What is expected ::
Where a line in the listing below contains the word "AMERIKA", copy that line.

[start]

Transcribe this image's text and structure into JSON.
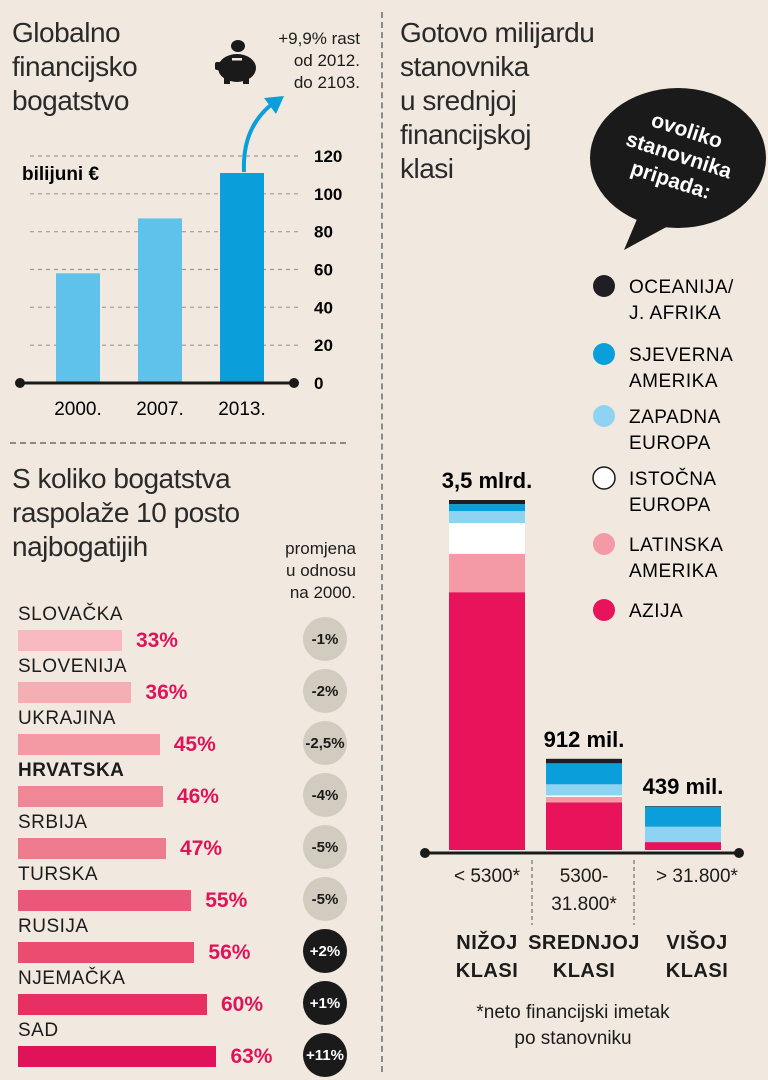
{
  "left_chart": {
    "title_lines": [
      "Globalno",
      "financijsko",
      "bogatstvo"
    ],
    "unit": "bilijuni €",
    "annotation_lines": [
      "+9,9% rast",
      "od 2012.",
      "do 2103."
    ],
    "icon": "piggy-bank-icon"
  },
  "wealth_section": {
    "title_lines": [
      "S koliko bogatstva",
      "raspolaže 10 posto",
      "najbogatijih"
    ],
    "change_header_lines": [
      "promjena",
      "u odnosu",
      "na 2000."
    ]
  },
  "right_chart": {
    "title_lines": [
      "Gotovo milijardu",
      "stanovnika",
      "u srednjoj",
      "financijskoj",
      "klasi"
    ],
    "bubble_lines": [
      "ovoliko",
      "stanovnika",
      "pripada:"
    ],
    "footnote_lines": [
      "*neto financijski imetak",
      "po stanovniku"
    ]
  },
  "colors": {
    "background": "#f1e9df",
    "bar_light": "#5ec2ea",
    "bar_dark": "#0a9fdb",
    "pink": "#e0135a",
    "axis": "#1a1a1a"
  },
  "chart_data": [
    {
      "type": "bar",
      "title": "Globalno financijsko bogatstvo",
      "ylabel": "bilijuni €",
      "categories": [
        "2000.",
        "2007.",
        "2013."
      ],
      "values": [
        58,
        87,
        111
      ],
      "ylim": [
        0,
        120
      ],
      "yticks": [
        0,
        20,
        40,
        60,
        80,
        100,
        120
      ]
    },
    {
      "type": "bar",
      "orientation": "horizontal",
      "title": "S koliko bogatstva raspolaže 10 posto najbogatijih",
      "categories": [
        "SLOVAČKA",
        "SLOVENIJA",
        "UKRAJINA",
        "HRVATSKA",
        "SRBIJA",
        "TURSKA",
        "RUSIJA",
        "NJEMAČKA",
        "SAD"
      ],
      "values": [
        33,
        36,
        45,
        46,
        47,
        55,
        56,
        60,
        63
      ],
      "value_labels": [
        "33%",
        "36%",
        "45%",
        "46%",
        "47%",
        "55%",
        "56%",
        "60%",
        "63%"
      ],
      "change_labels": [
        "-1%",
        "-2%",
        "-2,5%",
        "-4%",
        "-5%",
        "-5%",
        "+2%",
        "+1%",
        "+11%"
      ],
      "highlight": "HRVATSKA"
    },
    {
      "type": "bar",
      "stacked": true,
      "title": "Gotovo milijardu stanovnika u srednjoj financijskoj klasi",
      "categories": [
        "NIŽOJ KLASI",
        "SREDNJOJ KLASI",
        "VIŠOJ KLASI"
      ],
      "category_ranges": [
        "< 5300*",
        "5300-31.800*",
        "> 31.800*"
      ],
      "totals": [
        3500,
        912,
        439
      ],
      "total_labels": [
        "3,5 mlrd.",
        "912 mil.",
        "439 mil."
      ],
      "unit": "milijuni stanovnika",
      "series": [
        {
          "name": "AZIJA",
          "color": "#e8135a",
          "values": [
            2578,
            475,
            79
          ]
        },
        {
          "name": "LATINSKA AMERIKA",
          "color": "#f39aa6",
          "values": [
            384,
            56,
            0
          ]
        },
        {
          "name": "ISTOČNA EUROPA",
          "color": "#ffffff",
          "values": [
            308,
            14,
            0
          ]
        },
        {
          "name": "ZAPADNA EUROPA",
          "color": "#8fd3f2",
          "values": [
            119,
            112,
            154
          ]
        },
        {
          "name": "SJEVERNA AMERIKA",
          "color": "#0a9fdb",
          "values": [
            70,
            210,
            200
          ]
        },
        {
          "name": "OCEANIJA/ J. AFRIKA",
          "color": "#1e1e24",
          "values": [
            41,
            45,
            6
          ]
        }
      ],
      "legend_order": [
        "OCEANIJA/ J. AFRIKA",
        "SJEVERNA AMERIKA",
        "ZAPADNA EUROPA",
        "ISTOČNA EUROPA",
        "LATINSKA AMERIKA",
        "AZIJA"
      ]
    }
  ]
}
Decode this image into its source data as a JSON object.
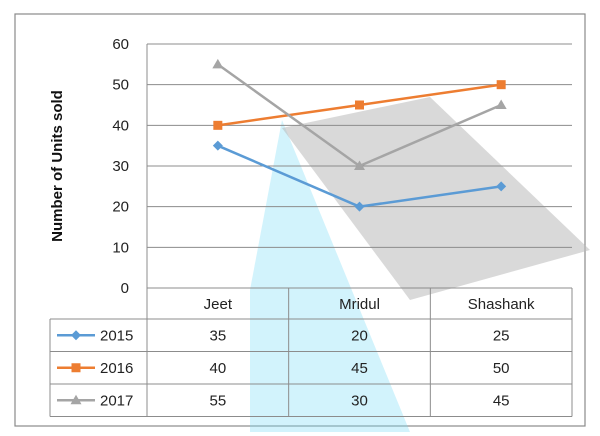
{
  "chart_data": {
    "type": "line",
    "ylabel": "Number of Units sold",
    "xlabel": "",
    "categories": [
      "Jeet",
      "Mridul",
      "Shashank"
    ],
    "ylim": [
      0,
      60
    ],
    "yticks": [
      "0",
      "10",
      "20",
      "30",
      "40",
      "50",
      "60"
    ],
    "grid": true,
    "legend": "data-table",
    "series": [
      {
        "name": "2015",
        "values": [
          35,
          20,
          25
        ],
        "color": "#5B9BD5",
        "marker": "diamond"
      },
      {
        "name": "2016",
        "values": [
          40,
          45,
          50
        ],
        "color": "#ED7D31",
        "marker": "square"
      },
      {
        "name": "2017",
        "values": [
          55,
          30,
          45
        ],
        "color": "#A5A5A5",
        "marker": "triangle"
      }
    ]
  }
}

[end]

Answer to this problem ::
          "name": "LATINSKA AMERIKA",
          "name": "SJEVERNA AMERIKA",
        "SJEVERNA AMERIKA",
        "LATINSKA AMERIKA",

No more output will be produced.